The problem:
Return each entry exactly, with none missing.

Dataset extract:
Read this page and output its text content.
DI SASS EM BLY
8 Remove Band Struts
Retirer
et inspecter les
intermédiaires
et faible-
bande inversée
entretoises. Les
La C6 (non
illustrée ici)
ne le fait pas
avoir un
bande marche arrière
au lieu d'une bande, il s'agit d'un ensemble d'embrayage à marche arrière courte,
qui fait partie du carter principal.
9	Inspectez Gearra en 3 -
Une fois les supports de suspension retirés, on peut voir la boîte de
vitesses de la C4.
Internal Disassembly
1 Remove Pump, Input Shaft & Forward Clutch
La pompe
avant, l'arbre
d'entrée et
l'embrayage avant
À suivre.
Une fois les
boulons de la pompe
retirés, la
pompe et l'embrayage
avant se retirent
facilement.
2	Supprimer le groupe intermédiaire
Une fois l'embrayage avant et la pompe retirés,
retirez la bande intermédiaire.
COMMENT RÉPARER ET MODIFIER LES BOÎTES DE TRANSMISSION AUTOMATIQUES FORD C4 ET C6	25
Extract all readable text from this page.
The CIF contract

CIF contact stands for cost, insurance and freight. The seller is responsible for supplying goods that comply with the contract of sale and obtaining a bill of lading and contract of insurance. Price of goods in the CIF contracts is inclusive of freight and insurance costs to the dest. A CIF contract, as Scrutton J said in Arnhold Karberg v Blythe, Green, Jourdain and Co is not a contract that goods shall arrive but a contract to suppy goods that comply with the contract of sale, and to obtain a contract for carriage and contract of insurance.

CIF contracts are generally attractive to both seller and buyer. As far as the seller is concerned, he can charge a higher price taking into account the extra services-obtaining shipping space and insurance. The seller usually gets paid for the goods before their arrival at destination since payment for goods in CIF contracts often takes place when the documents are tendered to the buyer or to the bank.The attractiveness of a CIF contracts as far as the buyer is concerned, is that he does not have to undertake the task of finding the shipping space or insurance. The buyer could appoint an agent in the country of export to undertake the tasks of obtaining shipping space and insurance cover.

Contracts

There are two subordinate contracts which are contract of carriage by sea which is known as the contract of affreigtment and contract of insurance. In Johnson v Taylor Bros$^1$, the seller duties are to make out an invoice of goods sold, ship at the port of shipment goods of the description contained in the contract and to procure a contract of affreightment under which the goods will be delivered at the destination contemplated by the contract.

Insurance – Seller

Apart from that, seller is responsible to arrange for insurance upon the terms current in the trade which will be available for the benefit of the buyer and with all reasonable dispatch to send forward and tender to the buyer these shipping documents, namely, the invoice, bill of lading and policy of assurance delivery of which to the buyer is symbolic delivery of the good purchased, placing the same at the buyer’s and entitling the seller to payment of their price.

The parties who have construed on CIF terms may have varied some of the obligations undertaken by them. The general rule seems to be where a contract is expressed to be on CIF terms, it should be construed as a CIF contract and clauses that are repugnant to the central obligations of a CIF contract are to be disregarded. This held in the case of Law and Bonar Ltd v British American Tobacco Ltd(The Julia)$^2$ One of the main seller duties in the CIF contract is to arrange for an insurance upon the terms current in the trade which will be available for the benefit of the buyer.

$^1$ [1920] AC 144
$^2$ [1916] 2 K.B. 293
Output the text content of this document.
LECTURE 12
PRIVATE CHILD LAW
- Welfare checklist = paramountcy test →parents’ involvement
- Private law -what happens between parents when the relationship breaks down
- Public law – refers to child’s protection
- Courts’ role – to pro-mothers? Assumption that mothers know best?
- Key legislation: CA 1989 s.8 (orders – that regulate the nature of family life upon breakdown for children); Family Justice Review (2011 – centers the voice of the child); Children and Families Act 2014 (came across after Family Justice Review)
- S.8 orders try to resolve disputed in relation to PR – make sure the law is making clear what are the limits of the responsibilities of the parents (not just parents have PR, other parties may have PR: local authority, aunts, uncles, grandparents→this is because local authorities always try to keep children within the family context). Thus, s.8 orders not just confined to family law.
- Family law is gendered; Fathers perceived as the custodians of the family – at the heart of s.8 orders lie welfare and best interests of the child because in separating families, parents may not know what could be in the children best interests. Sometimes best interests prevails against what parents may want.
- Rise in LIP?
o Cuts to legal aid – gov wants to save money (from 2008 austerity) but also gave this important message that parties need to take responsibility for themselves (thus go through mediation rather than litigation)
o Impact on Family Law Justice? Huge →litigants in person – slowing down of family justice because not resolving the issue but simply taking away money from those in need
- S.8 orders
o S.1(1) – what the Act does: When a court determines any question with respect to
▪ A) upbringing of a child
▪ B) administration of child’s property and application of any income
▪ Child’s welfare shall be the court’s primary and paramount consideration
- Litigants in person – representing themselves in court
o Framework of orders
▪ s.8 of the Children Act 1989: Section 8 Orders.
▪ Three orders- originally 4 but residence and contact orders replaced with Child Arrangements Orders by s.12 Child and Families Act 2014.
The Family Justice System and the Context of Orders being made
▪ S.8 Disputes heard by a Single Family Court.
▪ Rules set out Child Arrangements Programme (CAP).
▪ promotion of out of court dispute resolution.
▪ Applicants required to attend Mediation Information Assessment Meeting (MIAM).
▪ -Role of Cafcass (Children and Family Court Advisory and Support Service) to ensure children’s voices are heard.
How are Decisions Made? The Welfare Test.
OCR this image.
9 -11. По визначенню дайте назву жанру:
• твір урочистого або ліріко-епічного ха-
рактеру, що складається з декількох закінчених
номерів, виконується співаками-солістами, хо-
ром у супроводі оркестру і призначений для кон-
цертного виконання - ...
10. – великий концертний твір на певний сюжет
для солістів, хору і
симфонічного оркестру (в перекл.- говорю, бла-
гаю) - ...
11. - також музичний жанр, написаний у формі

Correct result:
Read this page and output its text content.
DI SASS EM BLY
8 Remove Band Struts
Retirer
et inspecter les
intermédiaires
et faible-
bande inversée
entretoises. Les
La C6 (non
illustrée ici)
ne le fait pas
avoir un
bande marche arrière
au lieu d'une bande, il s'agit d'un ensemble d'embrayage à marche arrière courte,
qui fait partie du carter principal.
9	Inspectez Gearra en 3 -
Une fois les supports de suspension retirés, on peut voir la boîte de
vitesses de la C4.
Internal Disassembly
1 Remove Pump, Input Shaft & Forward Clutch
La pompe
avant, l'arbre
d'entrée et
l'embrayage avant
À suivre.
Une fois les
boulons de la pompe
retirés, la
pompe et l'embrayage
avant se retirent
facilement.
2	Supprimer le groupe intermédiaire
Une fois l'embrayage avant et la pompe retirés,
retirez la bande intermédiaire.
COMMENT RÉPARER ET MODIFIER LES BOÎTES DE TRANSMISSION AUTOMATIQUES FORD C4 ET C6	25
Extract all readable text from this page.
The CIF contract

CIF contact stands for cost, insurance and freight. The seller is responsible for supplying goods that comply with the contract of sale and obtaining a bill of lading and contract of insurance. Price of goods in the CIF contracts is inclusive of freight and insurance costs to the dest. A CIF contract, as Scrutton J said in Arnhold Karberg v Blythe, Green, Jourdain and Co is not a contract that goods shall arrive but a contract to suppy goods that comply with the contract of sale, and to obtain a contract for carriage and contract of insurance.

CIF contracts are generally attractive to both seller and buyer. As far as the seller is concerned, he can charge a higher price taking into account the extra services-obtaining shipping space and insurance. The seller usually gets paid for the goods before their arrival at destination since payment for goods in CIF contracts often takes place when the documents are tendered to the buyer or to the bank.The attractiveness of a CIF contracts as far as the buyer is concerned, is that he does not have to undertake the task of finding the shipping space or insurance. The buyer could appoint an agent in the country of export to undertake the tasks of obtaining shipping space and insurance cover.

Contracts

There are two subordinate contracts which are contract of carriage by sea which is known as the contract of affreigtment and contract of insurance. In Johnson v Taylor Bros$^1$, the seller duties are to make out an invoice of goods sold, ship at the port of shipment goods of the description contained in the contract and to procure a contract of affreightment under which the goods will be delivered at the destination contemplated by the contract.

Insurance – Seller

Apart from that, seller is responsible to arrange for insurance upon the terms current in the trade which will be available for the benefit of the buyer and with all reasonable dispatch to send forward and tender to the buyer these shipping documents, namely, the invoice, bill of lading and policy of assurance delivery of which to the buyer is symbolic delivery of the good purchased, placing the same at the buyer’s and entitling the seller to payment of their price.

The parties who have construed on CIF terms may have varied some of the obligations undertaken by them. The general rule seems to be where a contract is expressed to be on CIF terms, it should be construed as a CIF contract and clauses that are repugnant to the central obligations of a CIF contract are to be disregarded. This held in the case of Law and Bonar Ltd v British American Tobacco Ltd(The Julia)$^2$ One of the main seller duties in the CIF contract is to arrange for an insurance upon the terms current in the trade which will be available for the benefit of the buyer.

$^1$ [1920] AC 144
$^2$ [1916] 2 K.B. 293
Output the text content of this document.
LECTURE 12
PRIVATE CHILD LAW
- Welfare checklist = paramountcy test →parents’ involvement
- Private law -what happens between parents when the relationship breaks down
- Public law – refers to child’s protection
- Courts’ role – to pro-mothers? Assumption that mothers know best?
- Key legislation: CA 1989 s.8 (orders – that regulate the nature of family life upon breakdown for children); Family Justice Review (2011 – centers the voice of the child); Children and Families Act 2014 (came across after Family Justice Review)
- S.8 orders try to resolve disputed in relation to PR – make sure the law is making clear what are the limits of the responsibilities of the parents (not just parents have PR, other parties may have PR: local authority, aunts, uncles, grandparents→this is because local authorities always try to keep children within the family context). Thus, s.8 orders not just confined to family law.
- Family law is gendered; Fathers perceived as the custodians of the family – at the heart of s.8 orders lie welfare and best interests of the child because in separating families, parents may not know what could be in the children best interests. Sometimes best interests prevails against what parents may want.
- Rise in LIP?
o Cuts to legal aid – gov wants to save money (from 2008 austerity) but also gave this important message that parties need to take responsibility for themselves (thus go through mediation rather than litigation)
o Impact on Family Law Justice? Huge →litigants in person – slowing down of family justice because not resolving the issue but simply taking away money from those in need
- S.8 orders
o S.1(1) – what the Act does: When a court determines any question with respect to
▪ A) upbringing of a child
▪ B) administration of child’s property and application of any income
▪ Child’s welfare shall be the court’s primary and paramount consideration
- Litigants in person – representing themselves in court
o Framework of orders
▪ s.8 of the Children Act 1989: Section 8 Orders.
▪ Three orders- originally 4 but residence and contact orders replaced with Child Arrangements Orders by s.12 Child and Families Act 2014.
The Family Justice System and the Context of Orders being made
▪ S.8 Disputes heard by a Single Family Court.
▪ Rules set out Child Arrangements Programme (CAP).
▪ promotion of out of court dispute resolution.
▪ Applicants required to attend Mediation Information Assessment Meeting (MIAM).
▪ -Role of Cafcass (Children and Family Court Advisory and Support Service) to ensure children’s voices are heard.
How are Decisions Made? The Welfare Test.
OCR this image.
9 -11. По визначенню дайте назву жанру:
• твір урочистого або ліріко-епічного ха-
рактеру, що складається з декількох закінчених
номерів, виконується співаками-солістами, хо-
ром у супроводі оркестру і призначений для кон-
цертного виконання - ...
10. – великий концертний твір на певний сюжет
для солістів, хору і
симфонічного оркестру (в перекл.- говорю, бла-
гаю) - ...
11. - також музичний жанр, написаний у формі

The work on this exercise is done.